[Dataset listings of figures]
□ □ □ □ □

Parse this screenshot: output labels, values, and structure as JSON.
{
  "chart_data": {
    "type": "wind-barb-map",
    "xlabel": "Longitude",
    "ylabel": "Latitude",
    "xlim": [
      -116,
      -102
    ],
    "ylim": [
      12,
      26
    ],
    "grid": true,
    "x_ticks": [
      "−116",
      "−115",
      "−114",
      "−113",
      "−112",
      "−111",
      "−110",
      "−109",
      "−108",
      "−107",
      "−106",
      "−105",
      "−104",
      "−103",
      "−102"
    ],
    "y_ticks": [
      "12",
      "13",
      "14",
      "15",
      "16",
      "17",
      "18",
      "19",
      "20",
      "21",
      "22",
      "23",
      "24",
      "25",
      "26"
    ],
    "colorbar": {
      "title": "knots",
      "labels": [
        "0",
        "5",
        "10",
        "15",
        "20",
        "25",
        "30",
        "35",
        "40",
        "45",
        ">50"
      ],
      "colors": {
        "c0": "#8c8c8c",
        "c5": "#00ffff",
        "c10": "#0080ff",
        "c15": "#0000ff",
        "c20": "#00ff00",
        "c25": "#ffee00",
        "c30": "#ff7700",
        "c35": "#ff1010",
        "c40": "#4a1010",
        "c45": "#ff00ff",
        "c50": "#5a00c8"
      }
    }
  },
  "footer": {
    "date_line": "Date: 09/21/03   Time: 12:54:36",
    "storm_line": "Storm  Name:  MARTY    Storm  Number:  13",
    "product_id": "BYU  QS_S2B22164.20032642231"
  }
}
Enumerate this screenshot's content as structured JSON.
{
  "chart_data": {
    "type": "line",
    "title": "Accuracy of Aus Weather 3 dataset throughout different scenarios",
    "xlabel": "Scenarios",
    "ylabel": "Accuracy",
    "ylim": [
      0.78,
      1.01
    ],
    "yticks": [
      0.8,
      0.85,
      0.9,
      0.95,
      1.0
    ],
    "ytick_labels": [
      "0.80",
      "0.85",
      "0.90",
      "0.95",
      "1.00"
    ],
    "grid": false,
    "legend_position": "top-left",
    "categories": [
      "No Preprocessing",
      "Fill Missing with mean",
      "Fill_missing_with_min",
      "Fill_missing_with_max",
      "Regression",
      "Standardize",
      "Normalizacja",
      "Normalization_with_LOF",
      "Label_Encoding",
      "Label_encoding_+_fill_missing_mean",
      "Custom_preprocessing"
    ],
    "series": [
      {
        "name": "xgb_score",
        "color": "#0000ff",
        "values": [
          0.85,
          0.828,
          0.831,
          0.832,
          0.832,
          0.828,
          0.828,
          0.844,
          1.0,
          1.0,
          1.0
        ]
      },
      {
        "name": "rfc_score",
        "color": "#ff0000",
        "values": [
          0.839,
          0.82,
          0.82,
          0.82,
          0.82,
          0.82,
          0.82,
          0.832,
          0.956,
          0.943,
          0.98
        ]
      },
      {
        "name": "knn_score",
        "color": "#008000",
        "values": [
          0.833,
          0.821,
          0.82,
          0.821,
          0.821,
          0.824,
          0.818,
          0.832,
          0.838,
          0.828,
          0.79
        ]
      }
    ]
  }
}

□ □ □ □ □

Isolate each line of the listing above that includes "title". Copy it.

Solution to this exercise:
      "title": "knots",
    "title": "Accuracy of Aus Weather 3 dataset throughout different scenarios",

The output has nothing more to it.